● Data:
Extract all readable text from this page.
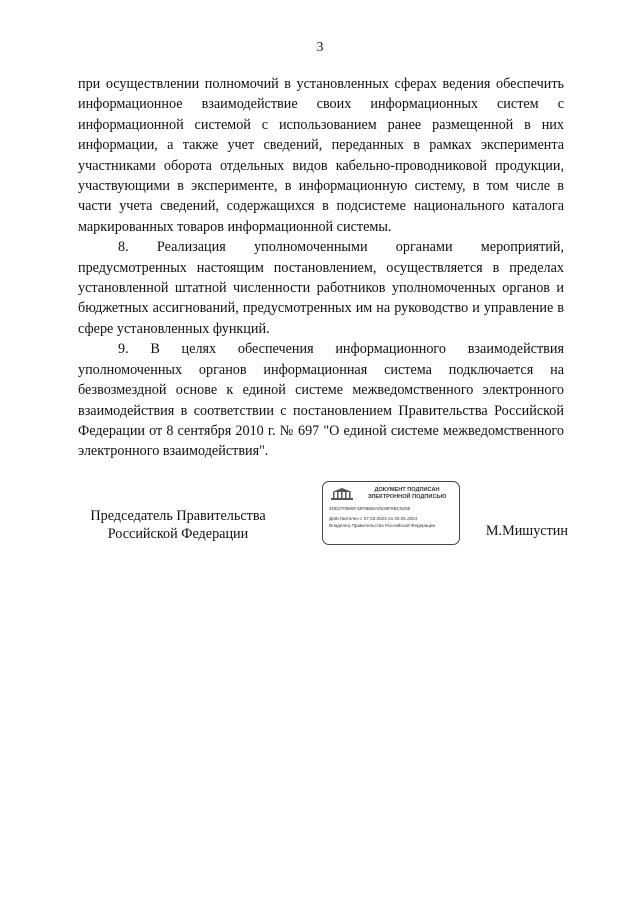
3

при осуществлении полномочий в установленных сферах ведения обеспечить информационное взаимодействие своих информационных систем с информационной системой с использованием ранее размещенной в них информации, а также учет сведений, переданных в рамках эксперимента участниками оборота отдельных видов кабельно-проводниковой продукции, участвующими в эксперименте, в информационную систему, в том числе в части учета сведений, содержащихся в подсистеме национального каталога маркированных товаров информационной системы.

8. Реализация уполномоченными органами мероприятий, предусмотренных настоящим постановлением, осуществляется в пределах установленной штатной численности работников уполномоченных органов и бюджетных ассигнований, предусмотренных им на руководство и управление в сфере установленных функций.

9. В целях обеспечения информационного взаимодействия уполномоченных органов информационная система подключается на безвозмездной основе к единой системе межведомственного электронного взаимодействия в соответствии с постановлением Правительства Российской Федерации от 8 сентября 2010 г. № 697 "О единой системе межведомственного электронного взаимодействия".

Председатель Правительства
Российской Федерации
ДОКУМЕНТ ПОДПИСАН
ЭЛЕКТРОННОЙ ПОДПИСЬЮ
4DD270986F33F8B56A0039F8BC5035
Действителен с 07.03.2023 по 30.05.2024
Владелец Правительство Российской Федерации	М.Мишустин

● Do this: Output the material word for word, omitting its pictures.

● Answer below:
Extract all readable text from this page.
3

при осуществлении полномочий в установленных сферах ведения обеспечить информационное взаимодействие своих информационных систем с информационной системой с использованием ранее размещенной в них информации, а также учет сведений, переданных в рамках эксперимента участниками оборота отдельных видов кабельно-проводниковой продукции, участвующими в эксперименте, в информационную систему, в том числе в части учета сведений, содержащихся в подсистеме национального каталога маркированных товаров информационной системы.

8. Реализация уполномоченными органами мероприятий, предусмотренных настоящим постановлением, осуществляется в пределах установленной штатной численности работников уполномоченных органов и бюджетных ассигнований, предусмотренных им на руководство и управление в сфере установленных функций.

9. В целях обеспечения информационного взаимодействия уполномоченных органов информационная система подключается на безвозмездной основе к единой системе межведомственного электронного взаимодействия в соответствии с постановлением Правительства Российской Федерации от 8 сентября 2010 г. № 697 "О единой системе межведомственного электронного взаимодействия".

Председатель Правительства
Российской Федерации
ДОКУМЕНТ ПОДПИСАН
ЭЛЕКТРОННОЙ ПОДПИСЬЮ
4DD270986F33F8B56A0039F8BC5035
Действителен с 07.03.2023 по 30.05.2024
Владелец Правительство Российской Федерации	М.Мишустин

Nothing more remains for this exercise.